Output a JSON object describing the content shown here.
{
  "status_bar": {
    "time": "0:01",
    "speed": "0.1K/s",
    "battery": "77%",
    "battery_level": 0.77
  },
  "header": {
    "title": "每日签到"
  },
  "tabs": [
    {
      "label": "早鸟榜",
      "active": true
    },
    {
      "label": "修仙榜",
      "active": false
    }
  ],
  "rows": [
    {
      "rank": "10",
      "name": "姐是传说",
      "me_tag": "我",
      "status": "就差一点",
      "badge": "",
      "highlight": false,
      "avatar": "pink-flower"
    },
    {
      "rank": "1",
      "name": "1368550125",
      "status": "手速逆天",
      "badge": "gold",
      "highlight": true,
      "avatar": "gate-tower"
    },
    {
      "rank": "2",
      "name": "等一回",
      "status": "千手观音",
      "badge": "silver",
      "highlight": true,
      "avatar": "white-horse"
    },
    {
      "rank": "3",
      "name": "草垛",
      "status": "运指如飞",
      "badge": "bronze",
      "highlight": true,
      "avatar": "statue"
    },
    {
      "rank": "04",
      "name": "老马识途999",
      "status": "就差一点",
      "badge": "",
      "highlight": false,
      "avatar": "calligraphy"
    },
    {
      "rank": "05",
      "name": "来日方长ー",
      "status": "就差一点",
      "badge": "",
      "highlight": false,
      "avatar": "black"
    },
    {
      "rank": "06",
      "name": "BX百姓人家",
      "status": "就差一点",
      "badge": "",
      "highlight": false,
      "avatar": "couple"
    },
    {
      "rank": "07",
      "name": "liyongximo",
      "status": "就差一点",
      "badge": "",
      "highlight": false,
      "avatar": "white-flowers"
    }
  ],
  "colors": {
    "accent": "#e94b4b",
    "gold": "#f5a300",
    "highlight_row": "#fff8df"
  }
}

◆ TASK REQUIREMENTS: Would you restate each of the entries word for word?

◆ RESPONSE FOR THIS EXERCISE:
Output a JSON object describing the content shown here.
{
  "status_bar": {
    "time": "0:01",
    "speed": "0.1K/s",
    "battery": "77%",
    "battery_level": 0.77
  },
  "header": {
    "title": "每日签到"
  },
  "tabs": [
    {
      "label": "早鸟榜",
      "active": true
    },
    {
      "label": "修仙榜",
      "active": false
    }
  ],
  "rows": [
    {
      "rank": "10",
      "name": "姐是传说",
      "me_tag": "我",
      "status": "就差一点",
      "badge": "",
      "highlight": false,
      "avatar": "pink-flower"
    },
    {
      "rank": "1",
      "name": "1368550125",
      "status": "手速逆天",
      "badge": "gold",
      "highlight": true,
      "avatar": "gate-tower"
    },
    {
      "rank": "2",
      "name": "等一回",
      "status": "千手观音",
      "badge": "silver",
      "highlight": true,
      "avatar": "white-horse"
    },
    {
      "rank": "3",
      "name": "草垛",
      "status": "运指如飞",
      "badge": "bronze",
      "highlight": true,
      "avatar": "statue"
    },
    {
      "rank": "04",
      "name": "老马识途999",
      "status": "就差一点",
      "badge": "",
      "highlight": false,
      "avatar": "calligraphy"
    },
    {
      "rank": "05",
      "name": "来日方长ー",
      "status": "就差一点",
      "badge": "",
      "highlight": false,
      "avatar": "black"
    },
    {
      "rank": "06",
      "name": "BX百姓人家",
      "status": "就差一点",
      "badge": "",
      "highlight": false,
      "avatar": "couple"
    },
    {
      "rank": "07",
      "name": "liyongximo",
      "status": "就差一点",
      "badge": "",
      "highlight": false,
      "avatar": "white-flowers"
    }
  ],
  "colors": {
    "accent": "#e94b4b",
    "gold": "#f5a300",
    "highlight_row": "#fff8df"
  }
}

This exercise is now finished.